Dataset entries
☆ ☆ ☆ ☆ ☆ ☆ ☆

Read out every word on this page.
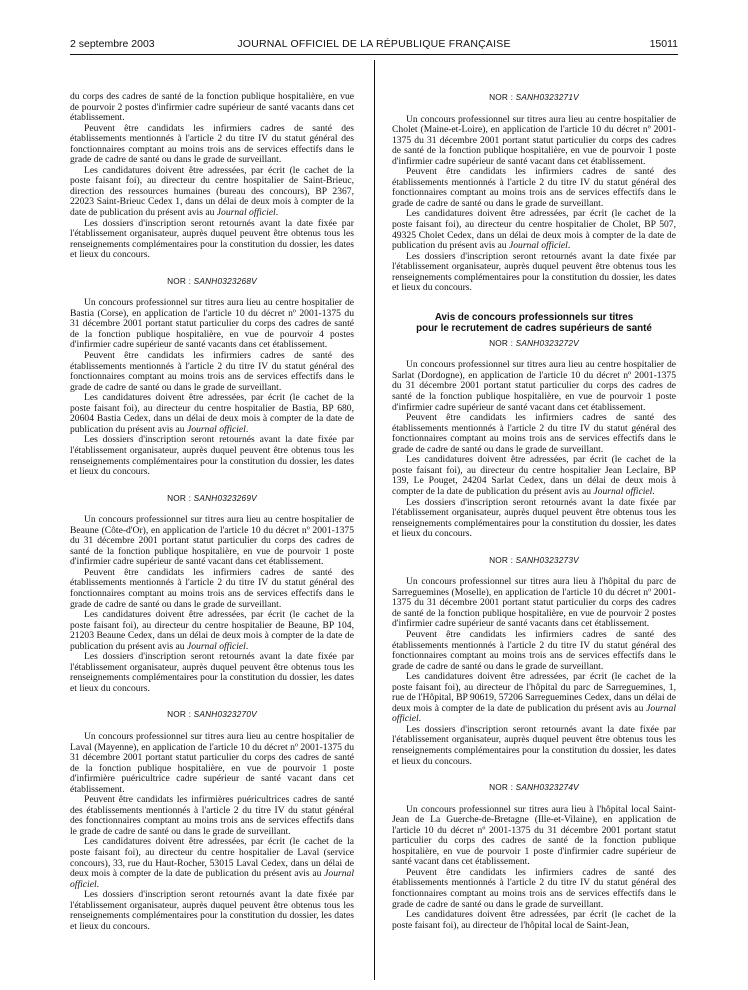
2 septembre 2003	JOURNAL OFFICIEL DE LA RÉPUBLIQUE FRANÇAISE	15011

du corps des cadres de santé de la fonction publique hospitalière, en vue de pourvoir 2 postes d'infirmier cadre supérieur de santé vacants dans cet établissement.

Peuvent être candidats les infirmiers cadres de santé des établissements mentionnés à l'article 2 du titre IV du statut général des fonctionnaires comptant au moins trois ans de services effectifs dans le grade de cadre de santé ou dans le grade de surveillant.

Les candidatures doivent être adressées, par écrit (le cachet de la poste faisant foi), au directeur du centre hospitalier de Saint-Brieuc, direction des ressources humaines (bureau des concours), BP 2367, 22023 Saint-Brieuc Cedex 1, dans un délai de deux mois à compter de la date de publication du présent avis au Journal officiel.

Les dossiers d'inscription seront retournés avant la date fixée par l'établissement organisateur, auprès duquel peuvent être obtenus tous les renseignements complémentaires pour la constitution du dossier, les dates et lieux du concours.

NOR : SANH0323268V

Un concours professionnel sur titres aura lieu au centre hospitalier de Bastia (Corse), en application de l'article 10 du décret nº 2001-1375 du 31 décembre 2001 portant statut particulier du corps des cadres de santé de la fonction publique hospitalière, en vue de pourvoir 4 postes d'infirmier cadre supérieur de santé vacants dans cet établissement.

Peuvent être candidats les infirmiers cadres de santé des établissements mentionnés à l'article 2 du titre IV du statut général des fonctionnaires comptant au moins trois ans de services effectifs dans le grade de cadre de santé ou dans le grade de surveillant.

Les candidatures doivent être adressées, par écrit (le cachet de la poste faisant foi), au directeur du centre hospitalier de Bastia, BP 680, 20604 Bastia Cedex, dans un délai de deux mois à compter de la date de publication du présent avis au Journal officiel.

Les dossiers d'inscription seront retournés avant la date fixée par l'établissement organisateur, auprès duquel peuvent être obtenus tous les renseignements complémentaires pour la constitution du dossier, les dates et lieux du concours.

NOR : SANH0323269V

Un concours professionnel sur titres aura lieu au centre hospitalier de Beaune (Côte-d'Or), en application de l'article 10 du décret nº 2001-1375 du 31 décembre 2001 portant statut particulier du corps des cadres de santé de la fonction publique hospitalière, en vue de pourvoir 1 poste d'infirmier cadre supérieur de santé vacant dans cet établissement.

Peuvent être candidats les infirmiers cadres de santé des établissements mentionnés à l'article 2 du titre IV du statut général des fonctionnaires comptant au moins trois ans de services effectifs dans le grade de cadre de santé ou dans le grade de surveillant.

Les candidatures doivent être adressées, par écrit (le cachet de la poste faisant foi), au directeur du centre hospitalier de Beaune, BP 104, 21203 Beaune Cedex, dans un délai de deux mois à compter de la date de publication du présent avis au Journal officiel.

Les dossiers d'inscription seront retournés avant la date fixée par l'établissement organisateur, auprès duquel peuvent être obtenus tous les renseignements complémentaires pour la constitution du dossier, les dates et lieux du concours.

NOR : SANH0323270V

Un concours professionnel sur titres aura lieu au centre hospitalier de Laval (Mayenne), en application de l'article 10 du décret nº 2001-1375 du 31 décembre 2001 portant statut particulier du corps des cadres de santé de la fonction publique hospitalière, en vue de pourvoir 1 poste d'infirmière puéricultrice cadre supérieur de santé vacant dans cet établissement.

Peuvent être candidats les infirmières puéricultrices cadres de santé des établissements mentionnés à l'article 2 du titre IV du statut général des fonctionnaires comptant au moins trois ans de services effectifs dans le grade de cadre de santé ou dans le grade de surveillant.

Les candidatures doivent être adressées, par écrit (le cachet de la poste faisant foi), au directeur du centre hospitalier de Laval (service concours), 33, rue du Haut-Rocher, 53015 Laval Cedex, dans un délai de deux mois à compter de la date de publication du présent avis au Journal officiel.

Les dossiers d'inscription seront retournés avant la date fixée par l'établissement organisateur, auprès duquel peuvent être obtenus tous les renseignements complémentaires pour la constitution du dossier, les dates et lieux du concours.

NOR : SANH0323271V

Un concours professionnel sur titres aura lieu au centre hospitalier de Cholet (Maine-et-Loire), en application de l'article 10 du décret nº 2001-1375 du 31 décembre 2001 portant statut particulier du corps des cadres de santé de la fonction publique hospitalière, en vue de pourvoir 1 poste d'infirmier cadre supérieur de santé vacant dans cet établissement.

Peuvent être candidats les infirmiers cadres de santé des établissements mentionnés à l'article 2 du titre IV du statut général des fonctionnaires comptant au moins trois ans de services effectifs dans le grade de cadre de santé ou dans le grade de surveillant.

Les candidatures doivent être adressées, par écrit (le cachet de la poste faisant foi), au directeur du centre hospitalier de Cholet, BP 507, 49325 Cholet Cedex, dans un délai de deux mois à compter de la date de publication du présent avis au Journal officiel.

Les dossiers d'inscription seront retournés avant la date fixée par l'établissement organisateur, auprès duquel peuvent être obtenus tous les renseignements complémentaires pour la constitution du dossier, les dates et lieux du concours.

Avis de concours professionnels sur titres
pour le recrutement de cadres supérieurs de santé
NOR : SANH0323272V

Un concours professionnel sur titres aura lieu au centre hospitalier de Sarlat (Dordogne), en application de l'article 10 du décret nº 2001-1375 du 31 décembre 2001 portant statut particulier du corps des cadres de santé de la fonction publique hospitalière, en vue de pourvoir 1 poste d'infirmier cadre supérieur de santé vacant dans cet établissement.

Peuvent être candidats les infirmiers cadres de santé des établissements mentionnés à l'article 2 du titre IV du statut général des fonctionnaires comptant au moins trois ans de services effectifs dans le grade de cadre de santé ou dans le grade de surveillant.

Les candidatures doivent être adressées, par écrit (le cachet de la poste faisant foi), au directeur du centre hospitalier Jean Leclaire, BP 139, Le Pouget, 24204 Sarlat Cedex, dans un délai de deux mois à compter de la date de publication du présent avis au Journal officiel.

Les dossiers d'inscription seront retournés avant la date fixée par l'établissement organisateur, auprès duquel peuvent être obtenus tous les renseignements complémentaires pour la constitution du dossier, les dates et lieux du concours.

NOR : SANH0323273V

Un concours professionnel sur titres aura lieu à l'hôpital du parc de Sarreguemines (Moselle), en application de l'article 10 du décret nº 2001-1375 du 31 décembre 2001 portant statut particulier du corps des cadres de santé de la fonction publique hospitalière, en vue de pourvoir 2 postes d'infirmier cadre supérieur de santé vacants dans cet établissement.

Peuvent être candidats les infirmiers cadres de santé des établissements mentionnés à l'article 2 du titre IV du statut général des fonctionnaires comptant au moins trois ans de services effectifs dans le grade de cadre de santé ou dans le grade de surveillant.

Les candidatures doivent être adressées, par écrit (le cachet de la poste faisant foi), au directeur de l'hôpital du parc de Sarreguemines, 1, rue de l'Hôpital, BP 90619, 57206 Sarreguemines Cedex, dans un délai de deux mois à compter de la date de publication du présent avis au Journal officiel.

Les dossiers d'inscription seront retournés avant la date fixée par l'établissement organisateur, auprès duquel peuvent être obtenus tous les renseignements complémentaires pour la constitution du dossier, les dates et lieux du concours.

NOR : SANH0323274V

Un concours professionnel sur titres aura lieu à l'hôpital local Saint-Jean de La Guerche-de-Bretagne (Ille-et-Vilaine), en application de l'article 10 du décret nº 2001-1375 du 31 décembre 2001 portant statut particulier du corps des cadres de santé de la fonction publique hospitalière, en vue de pourvoir 1 poste d'infirmier cadre supérieur de santé vacant dans cet établissement.

Peuvent être candidats les infirmiers cadres de santé des établissements mentionnés à l'article 2 du titre IV du statut général des fonctionnaires comptant au moins trois ans de services effectifs dans le grade de cadre de santé ou dans le grade de surveillant.

Les candidatures doivent être adressées, par écrit (le cachet de la poste faisant foi), au directeur de l'hôpital local de Saint-Jean,
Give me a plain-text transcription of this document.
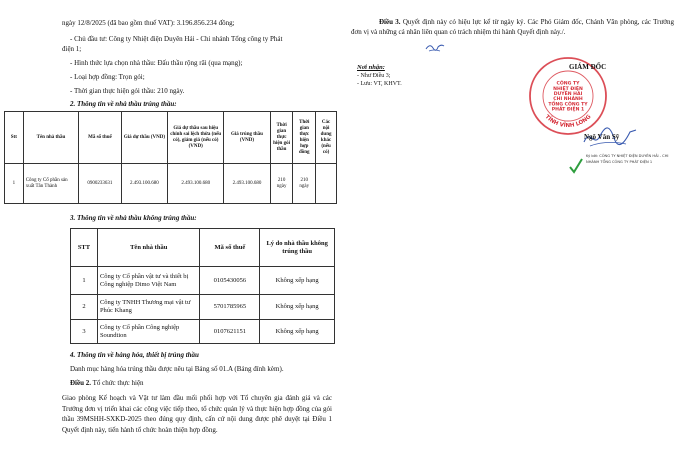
ngày 12/8/2025 (đã bao gồm thuế VAT): 3.196.856.234 đồng;
- Chủ đầu tư: Công ty Nhiệt điện Duyên Hải - Chi nhánh Tổng công ty Phát
điện 1;
- Hình thức lựa chọn nhà thầu: Đấu thầu rộng rãi (qua mạng);
- Loại hợp đồng: Trọn gói;
- Thời gian thực hiện gói thầu: 210 ngày.
2. Thông tin về nhà thầu trúng thầu:
Stt	Tên nhà thầu	Mã số thuế	Giá dự thầu (VND)	Giá dự thầu sau hiệu chỉnh sai lệch thừa (nếu có), giảm giá (nếu có) (VND)	Giá trúng thầu (VND)	Thời gian thực hiện gói thầu	Thời gian thực hiện hợp đồng	Các nội dung khác (nếu có)
1	Công ty Cổ phần sản xuất Tân Thành	0900233631	2.493.100.680	2.493.100.680	2.493.100.680	210 ngày	210 ngày	
3. Thông tin về nhà thầu không trúng thầu:
STT	Tên nhà thầu	Mã số thuế	Lý do nhà thầu không trúng thầu
1	Công ty Cổ phần vật tư và thiết bị Công nghiệp Dimo Việt Nam	0105430056	Không xếp hạng
2	Công ty TNHH Thương mại vật tư Phúc Khang	5701785965	Không xếp hạng
3	Công ty Cổ phần Công nghiệp Soundtion	0107621151	Không xếp hạng
4. Thông tin về hàng hóa, thiết bị trúng thầu
Danh mục hàng hóa trúng thầu được nêu tại Bảng số 01.A (Bảng đính kèm).
Điều 2. Tổ chức thực hiện
Giao phòng Kế hoạch và Vật tư làm đầu mối phối hợp với Tổ chuyên gia đánh giá và các Trưởng đơn vị triển khai các công việc tiếp theo, tổ chức quản lý và thực hiện hợp đồng của gói thầu 39MSHH-SXKD-2025 theo đúng quy định, cấn cứ nội dung được phê duyệt tại Điều 1 Quyết định này, tiến hành tổ chức hoàn thiện hợp đồng.
Điều 3. Quyết định này có hiệu lực kể từ ngày ký. Các Phó Giám đốc, Chánh Văn phòng, các Trưởng đơn vị và những cá nhân liên quan có trách nhiệm thi hành Quyết định này./.
Nơi nhận:
- Như Điều 3;
- Lưu: VT, KHVT.
TỈNH VĨNH LONG
CÔNG TY NHIỆT ĐIỆN DUYÊN HẢI CHI NHÁNH TỔNG CÔNG TY PHÁT ĐIỆN 1
GIÁM ĐỐC
Ngô Văn Sỹ
Ký bởi: CÔNG TY NHIỆT ĐIỆN DUYÊN HẢI - CHI NHÁNH TỔNG CÔNG TY PHÁT ĐIỆN 1
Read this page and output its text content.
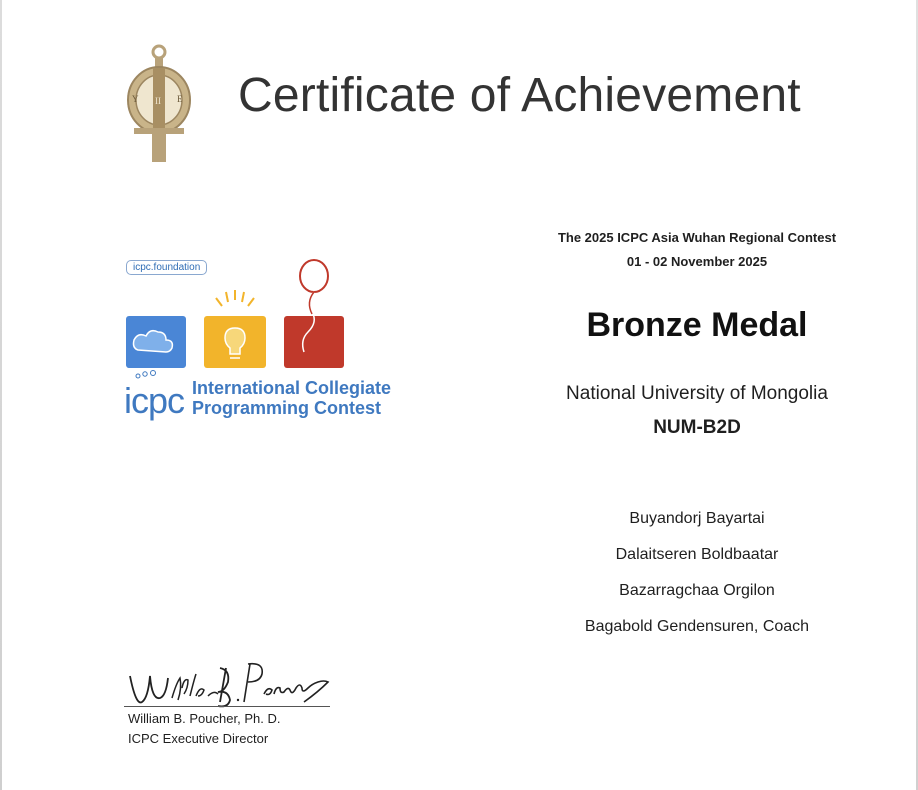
Y II E Certificate of Achievement
icpc.foundation
icpc International Collegiate
Programming Contest
The 2025 ICPC Asia Wuhan Regional Contest
01 - 02 November 2025
Bronze Medal
National University of Mongolia
NUM-B2D
Buyandorj Bayartai
Dalaitseren Boldbaatar
Bazarragchaa Orgilon
Bagabold Gendensuren, Coach
William B. Poucher, Ph. D.
ICPC Executive Director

☆ ☆ ☆ ☆ ☆ ☆ ☆

_Task to complete_: For the entries above, count the lines that contain the string "Quyết", and state that number without further comment.

_Answer to this problem_: 2